→ Énoncé:
Citez en entier, mot pour mot, le texte sur l'État comme sujet primaire du droit international.

→ Texte fourni:
■ ■ ■ ■
L'État, sujet primaire du droit international

Revenons aujourd'hui sur une thématique classique du droit international public: le rôle de l'État..;

L’apparition comme la disparition de l’État sont des faits juridiques, c’est-à-dire des faits auxquels le droit attache des conséquences juridiques. Plusieurs événements peuvent conduire à la création d’un nouvel État.

La sécession par exemple. Une partie du territoire d’un État se sépare, laissant subsister l’ancien État à l’intérieur de frontières réduites. Il y a alors deux États, l’ancien État qui demeure et le nouvel, né sur le territoire qui s’est séparé, qui a fait sécession. Ce fut le cas du Pakistan oriental qui se sépara du Pakistan pour créer le Bangla Desh en 1971; ou récemment, du Montenegro qui s’est séparé en mai 2006 de la Serbie auquel il était uni dans l’État de Serbie-Montenegro. En revanche, d’autres tentatives n’aboutirent pas, comme delle du Katanga au Congo ou du Biafra au Nigéria dans les années 60. Toutefois, il faut préciser que le droit international est en principe contraire à la sécession.

La dissolution ensuite. Dans cette hypothèse il y a apparition de nouveaux États et disparition de l’ancien État. Aucun des nouveaux États ne peut prétendre être le continuateur de l’État disparu. La différence avec la sécession est importante en ce qui concerne l’application des règles relatives à la succession d’États. Dans le cas de la sécession, l’État subsiste dans des limites plus restreintes mais cela est sans incidence sur son identité, alors que dans celui de la dissolution, l’ancien État disparaissant, le problème de la succession d’États se pose différemment. Ce phénomène s’est produit notamment en Europe de l’Est lors de l’éclatement de plusieurs États fédéraux. Ainsi, l’Union soviétique disparut en 1991 et par l’accord d’Alma-Ata du 21 décembre 1991 les États de la Communauté des États indépendants avaient décidé que la Russie succéderait à l’URSS comme membre de l’ONU, conservant ainsi son siège de membre permanent au sein du Conseil de Sécurité. La Yougoslavie a connu également ce phénomène de dissolution, avec l’avis du 29 novembre 1991 de la Commission d’arbitrage de la Conférence pour la paix en Yougoslavie qui avait estimé que la République socialiste fédérative de Yougoslavie était engagée dans un processus de dissolution et qui s’achèvera le 4 juillet 1992. EN 1992, c’est la Tchécoslovaquie qui se partage en Slovaquie et République Tchèque.
■ ■ ■ ■
→ Données fournies:

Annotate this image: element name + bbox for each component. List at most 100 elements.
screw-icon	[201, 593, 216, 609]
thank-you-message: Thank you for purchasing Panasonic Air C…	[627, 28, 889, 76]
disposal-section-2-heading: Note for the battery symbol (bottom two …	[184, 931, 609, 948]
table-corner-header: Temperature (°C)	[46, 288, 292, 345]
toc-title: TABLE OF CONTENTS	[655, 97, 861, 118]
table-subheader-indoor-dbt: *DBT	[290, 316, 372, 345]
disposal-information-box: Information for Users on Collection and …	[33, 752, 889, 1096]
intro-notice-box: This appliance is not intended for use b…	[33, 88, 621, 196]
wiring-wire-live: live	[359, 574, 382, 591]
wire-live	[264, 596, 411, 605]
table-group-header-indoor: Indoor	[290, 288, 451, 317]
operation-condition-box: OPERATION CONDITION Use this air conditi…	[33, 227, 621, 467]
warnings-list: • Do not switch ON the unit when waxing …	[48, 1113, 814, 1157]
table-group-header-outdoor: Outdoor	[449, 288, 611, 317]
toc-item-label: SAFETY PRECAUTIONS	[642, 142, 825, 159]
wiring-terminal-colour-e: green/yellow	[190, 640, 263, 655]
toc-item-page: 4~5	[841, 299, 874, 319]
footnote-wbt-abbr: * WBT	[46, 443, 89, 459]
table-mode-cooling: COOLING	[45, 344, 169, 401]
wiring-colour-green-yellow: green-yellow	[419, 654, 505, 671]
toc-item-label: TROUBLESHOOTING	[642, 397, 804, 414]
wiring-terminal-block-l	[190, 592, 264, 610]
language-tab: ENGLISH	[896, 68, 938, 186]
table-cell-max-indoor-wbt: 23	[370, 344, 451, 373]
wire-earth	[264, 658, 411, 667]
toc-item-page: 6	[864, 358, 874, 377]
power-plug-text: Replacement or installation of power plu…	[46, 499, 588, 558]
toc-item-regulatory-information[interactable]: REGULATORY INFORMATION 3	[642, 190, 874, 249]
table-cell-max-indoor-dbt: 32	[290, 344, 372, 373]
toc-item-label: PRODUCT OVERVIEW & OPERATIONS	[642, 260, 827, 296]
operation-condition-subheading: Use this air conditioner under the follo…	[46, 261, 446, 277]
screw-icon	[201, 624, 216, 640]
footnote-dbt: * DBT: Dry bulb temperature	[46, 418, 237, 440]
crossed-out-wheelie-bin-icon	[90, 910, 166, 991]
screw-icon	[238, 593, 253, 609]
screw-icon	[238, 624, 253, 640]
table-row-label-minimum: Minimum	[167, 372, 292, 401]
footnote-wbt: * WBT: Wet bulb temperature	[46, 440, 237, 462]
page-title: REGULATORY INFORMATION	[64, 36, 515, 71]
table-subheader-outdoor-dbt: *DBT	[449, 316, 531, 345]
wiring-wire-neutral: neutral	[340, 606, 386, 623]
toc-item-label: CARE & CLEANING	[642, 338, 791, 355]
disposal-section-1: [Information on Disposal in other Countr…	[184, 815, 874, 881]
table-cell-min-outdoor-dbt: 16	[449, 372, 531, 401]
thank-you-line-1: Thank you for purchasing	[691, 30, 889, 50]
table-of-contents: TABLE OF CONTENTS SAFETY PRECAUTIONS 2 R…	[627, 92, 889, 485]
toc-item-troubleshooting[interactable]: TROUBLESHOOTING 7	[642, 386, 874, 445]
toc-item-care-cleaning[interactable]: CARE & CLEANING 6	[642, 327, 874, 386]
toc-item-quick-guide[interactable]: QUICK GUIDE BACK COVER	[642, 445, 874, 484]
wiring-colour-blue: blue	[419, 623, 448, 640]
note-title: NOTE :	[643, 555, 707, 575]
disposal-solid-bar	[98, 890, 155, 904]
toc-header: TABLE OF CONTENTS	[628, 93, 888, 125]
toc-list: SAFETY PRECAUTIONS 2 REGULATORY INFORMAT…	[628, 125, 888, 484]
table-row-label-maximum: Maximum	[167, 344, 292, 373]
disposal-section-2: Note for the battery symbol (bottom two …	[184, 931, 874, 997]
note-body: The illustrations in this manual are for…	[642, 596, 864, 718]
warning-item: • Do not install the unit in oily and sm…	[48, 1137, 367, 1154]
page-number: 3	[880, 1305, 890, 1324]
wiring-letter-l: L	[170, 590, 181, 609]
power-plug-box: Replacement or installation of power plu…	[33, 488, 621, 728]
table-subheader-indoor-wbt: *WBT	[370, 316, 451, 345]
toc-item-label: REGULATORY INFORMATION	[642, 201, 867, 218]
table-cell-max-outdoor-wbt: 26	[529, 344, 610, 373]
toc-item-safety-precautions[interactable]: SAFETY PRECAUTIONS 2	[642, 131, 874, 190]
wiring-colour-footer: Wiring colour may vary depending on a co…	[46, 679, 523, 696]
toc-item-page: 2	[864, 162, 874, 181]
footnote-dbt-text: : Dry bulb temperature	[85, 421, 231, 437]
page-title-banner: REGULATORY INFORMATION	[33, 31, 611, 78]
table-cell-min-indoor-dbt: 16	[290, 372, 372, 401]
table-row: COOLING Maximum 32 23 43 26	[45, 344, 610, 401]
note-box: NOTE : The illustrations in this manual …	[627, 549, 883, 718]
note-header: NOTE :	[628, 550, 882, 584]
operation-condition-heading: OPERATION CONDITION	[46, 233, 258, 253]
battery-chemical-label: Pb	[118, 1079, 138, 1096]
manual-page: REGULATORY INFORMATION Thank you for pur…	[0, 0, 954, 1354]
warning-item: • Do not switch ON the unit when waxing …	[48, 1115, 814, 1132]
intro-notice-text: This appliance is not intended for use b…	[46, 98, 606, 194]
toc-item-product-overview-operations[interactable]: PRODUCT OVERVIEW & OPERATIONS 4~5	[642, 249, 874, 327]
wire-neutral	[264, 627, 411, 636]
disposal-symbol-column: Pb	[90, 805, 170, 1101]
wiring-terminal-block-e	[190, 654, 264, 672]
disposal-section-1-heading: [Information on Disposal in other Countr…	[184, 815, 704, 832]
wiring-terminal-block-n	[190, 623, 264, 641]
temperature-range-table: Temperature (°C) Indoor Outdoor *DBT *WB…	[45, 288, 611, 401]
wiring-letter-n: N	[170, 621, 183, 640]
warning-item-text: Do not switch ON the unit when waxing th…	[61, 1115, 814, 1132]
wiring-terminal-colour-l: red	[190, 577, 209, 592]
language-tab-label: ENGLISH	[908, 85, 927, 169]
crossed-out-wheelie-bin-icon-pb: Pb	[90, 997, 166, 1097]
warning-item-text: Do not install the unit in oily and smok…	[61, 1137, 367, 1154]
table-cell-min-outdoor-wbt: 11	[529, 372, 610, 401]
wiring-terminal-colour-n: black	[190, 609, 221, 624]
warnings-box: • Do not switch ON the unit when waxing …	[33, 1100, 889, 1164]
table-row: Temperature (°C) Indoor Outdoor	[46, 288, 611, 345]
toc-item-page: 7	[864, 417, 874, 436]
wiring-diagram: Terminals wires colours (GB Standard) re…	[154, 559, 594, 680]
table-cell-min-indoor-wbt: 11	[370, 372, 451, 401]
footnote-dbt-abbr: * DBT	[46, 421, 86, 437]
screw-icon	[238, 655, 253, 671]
■ ■ ■ ■
→ Réponse:
L'État, sujet primaire du droit international

Revenons aujourd'hui sur une thématique classique du droit international public: le rôle de l'État..;

L’apparition comme la disparition de l’État sont des faits juridiques, c’est-à-dire des faits auxquels le droit attache des conséquences juridiques. Plusieurs événements peuvent conduire à la création d’un nouvel État.

La sécession par exemple. Une partie du territoire d’un État se sépare, laissant subsister l’ancien État à l’intérieur de frontières réduites. Il y a alors deux États, l’ancien État qui demeure et le nouvel, né sur le territoire qui s’est séparé, qui a fait sécession. Ce fut le cas du Pakistan oriental qui se sépara du Pakistan pour créer le Bangla Desh en 1971; ou récemment, du Montenegro qui s’est séparé en mai 2006 de la Serbie auquel il était uni dans l’État de Serbie-Montenegro. En revanche, d’autres tentatives n’aboutirent pas, comme delle du Katanga au Congo ou du Biafra au Nigéria dans les années 60. Toutefois, il faut préciser que le droit international est en principe contraire à la sécession.

La dissolution ensuite. Dans cette hypothèse il y a apparition de nouveaux États et disparition de l’ancien État. Aucun des nouveaux États ne peut prétendre être le continuateur de l’État disparu. La différence avec la sécession est importante en ce qui concerne l’application des règles relatives à la succession d’États. Dans le cas de la sécession, l’État subsiste dans des limites plus restreintes mais cela est sans incidence sur son identité, alors que dans celui de la dissolution, l’ancien État disparaissant, le problème de la succession d’États se pose différemment. Ce phénomène s’est produit notamment en Europe de l’Est lors de l’éclatement de plusieurs États fédéraux. Ainsi, l’Union soviétique disparut en 1991 et par l’accord d’Alma-Ata du 21 décembre 1991 les États de la Communauté des États indépendants avaient décidé que la Russie succéderait à l’URSS comme membre de l’ONU, conservant ainsi son siège de membre permanent au sein du Conseil de Sécurité. La Yougoslavie a connu également ce phénomène de dissolution, avec l’avis du 29 novembre 1991 de la Commission d’arbitrage de la Conférence pour la paix en Yougoslavie qui avait estimé que la République socialiste fédérative de Yougoslavie était engagée dans un processus de dissolution et qui s’achèvera le 4 juillet 1992. EN 1992, c’est la Tchécoslovaquie qui se partage en Slovaquie et République Tchèque.